Your goal -
Restate each line word for word. Leave out every picture.
#### Input rows ####
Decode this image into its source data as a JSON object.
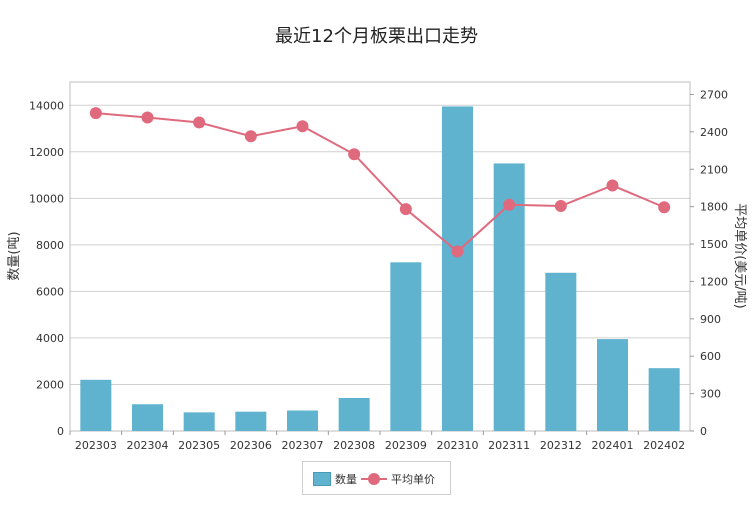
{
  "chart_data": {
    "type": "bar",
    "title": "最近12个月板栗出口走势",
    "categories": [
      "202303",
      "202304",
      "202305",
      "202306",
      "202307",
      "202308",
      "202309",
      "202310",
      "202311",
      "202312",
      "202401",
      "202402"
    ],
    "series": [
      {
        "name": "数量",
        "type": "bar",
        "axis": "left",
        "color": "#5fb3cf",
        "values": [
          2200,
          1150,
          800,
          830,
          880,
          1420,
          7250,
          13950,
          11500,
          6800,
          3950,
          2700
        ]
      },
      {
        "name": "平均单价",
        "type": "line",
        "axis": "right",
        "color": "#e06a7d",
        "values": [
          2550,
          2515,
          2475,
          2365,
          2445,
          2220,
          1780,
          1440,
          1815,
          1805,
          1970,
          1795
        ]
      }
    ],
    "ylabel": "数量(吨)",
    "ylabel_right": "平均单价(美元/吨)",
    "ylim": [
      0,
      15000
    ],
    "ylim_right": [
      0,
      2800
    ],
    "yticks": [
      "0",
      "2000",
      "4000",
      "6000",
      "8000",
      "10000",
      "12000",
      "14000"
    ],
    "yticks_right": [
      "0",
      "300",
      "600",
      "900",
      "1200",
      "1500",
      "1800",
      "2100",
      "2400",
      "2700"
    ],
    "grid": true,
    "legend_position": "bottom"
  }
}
####
Task solution -
Decode this image into its source data as a JSON object.
{
  "chart_data": {
    "type": "bar",
    "title": "最近12个月板栗出口走势",
    "categories": [
      "202303",
      "202304",
      "202305",
      "202306",
      "202307",
      "202308",
      "202309",
      "202310",
      "202311",
      "202312",
      "202401",
      "202402"
    ],
    "series": [
      {
        "name": "数量",
        "type": "bar",
        "axis": "left",
        "color": "#5fb3cf",
        "values": [
          2200,
          1150,
          800,
          830,
          880,
          1420,
          7250,
          13950,
          11500,
          6800,
          3950,
          2700
        ]
      },
      {
        "name": "平均单价",
        "type": "line",
        "axis": "right",
        "color": "#e06a7d",
        "values": [
          2550,
          2515,
          2475,
          2365,
          2445,
          2220,
          1780,
          1440,
          1815,
          1805,
          1970,
          1795
        ]
      }
    ],
    "ylabel": "数量(吨)",
    "ylabel_right": "平均单价(美元/吨)",
    "ylim": [
      0,
      15000
    ],
    "ylim_right": [
      0,
      2800
    ],
    "yticks": [
      "0",
      "2000",
      "4000",
      "6000",
      "8000",
      "10000",
      "12000",
      "14000"
    ],
    "yticks_right": [
      "0",
      "300",
      "600",
      "900",
      "1200",
      "1500",
      "1800",
      "2100",
      "2400",
      "2700"
    ],
    "grid": true,
    "legend_position": "bottom"
  }
}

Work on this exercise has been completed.